## EXERCISE
Make an exact copy of all the entries below, with the pictures left out.

## DATASET RECORDS

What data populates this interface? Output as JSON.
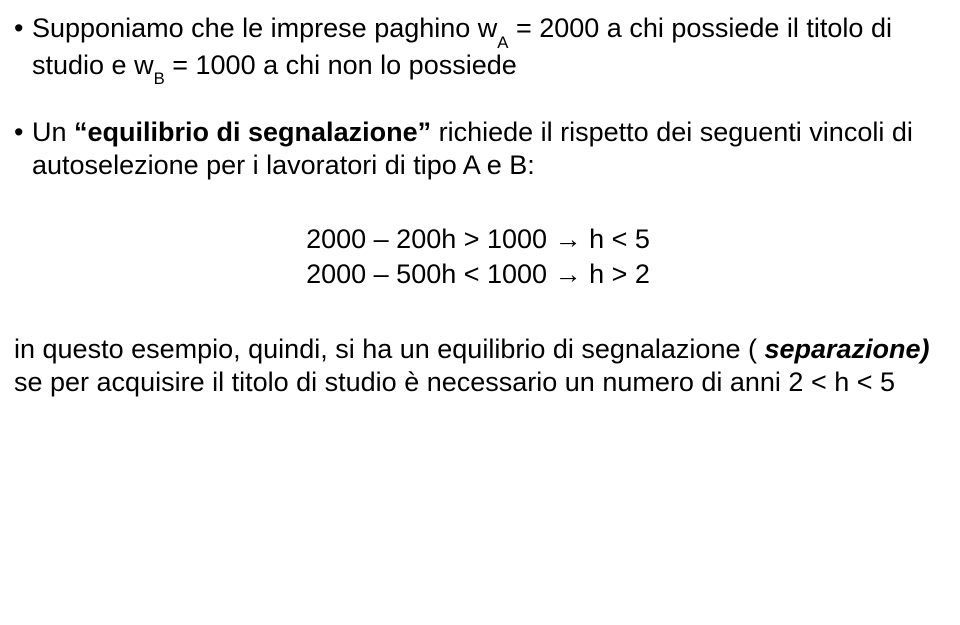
{
  "p1": {
    "pre": "Supponiamo che le imprese paghino  w",
    "sub1": "A",
    "mid1": " = 2000 a chi possiede il titolo di studio e  w",
    "sub2": "B",
    "mid2": " = 1000 a chi non lo possiede"
  },
  "p2": {
    "pre": "Un ",
    "quoted": "equilibrio di segnalazione",
    "post": " richiede il rispetto dei seguenti vincoli di  autoselezione  per i lavoratori di tipo A e B:"
  },
  "eq1": "2000 – 200h > 1000 → h < 5",
  "eq2": "2000 – 500h < 1000 → h > 2",
  "p3": {
    "a": "in questo esempio, quindi, si ha un equilibrio di segnalazione (",
    "b": " separazione)",
    "c": " se per acquisire il titolo di studio è necessario un numero di anni 2 < h < 5"
  },
  "bullet": "•"
}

## SOLUTION TO THIS EXERCISE
What data populates this interface? Output as JSON.
{
  "p1": {
    "pre": "Supponiamo che le imprese paghino  w",
    "sub1": "A",
    "mid1": " = 2000 a chi possiede il titolo di studio e  w",
    "sub2": "B",
    "mid2": " = 1000 a chi non lo possiede"
  },
  "p2": {
    "pre": "Un ",
    "quoted": "equilibrio di segnalazione",
    "post": " richiede il rispetto dei seguenti vincoli di  autoselezione  per i lavoratori di tipo A e B:"
  },
  "eq1": "2000 – 200h > 1000 → h < 5",
  "eq2": "2000 – 500h < 1000 → h > 2",
  "p3": {
    "a": "in questo esempio, quindi, si ha un equilibrio di segnalazione (",
    "b": " separazione)",
    "c": " se per acquisire il titolo di studio è necessario un numero di anni 2 < h < 5"
  },
  "bullet": "•"
}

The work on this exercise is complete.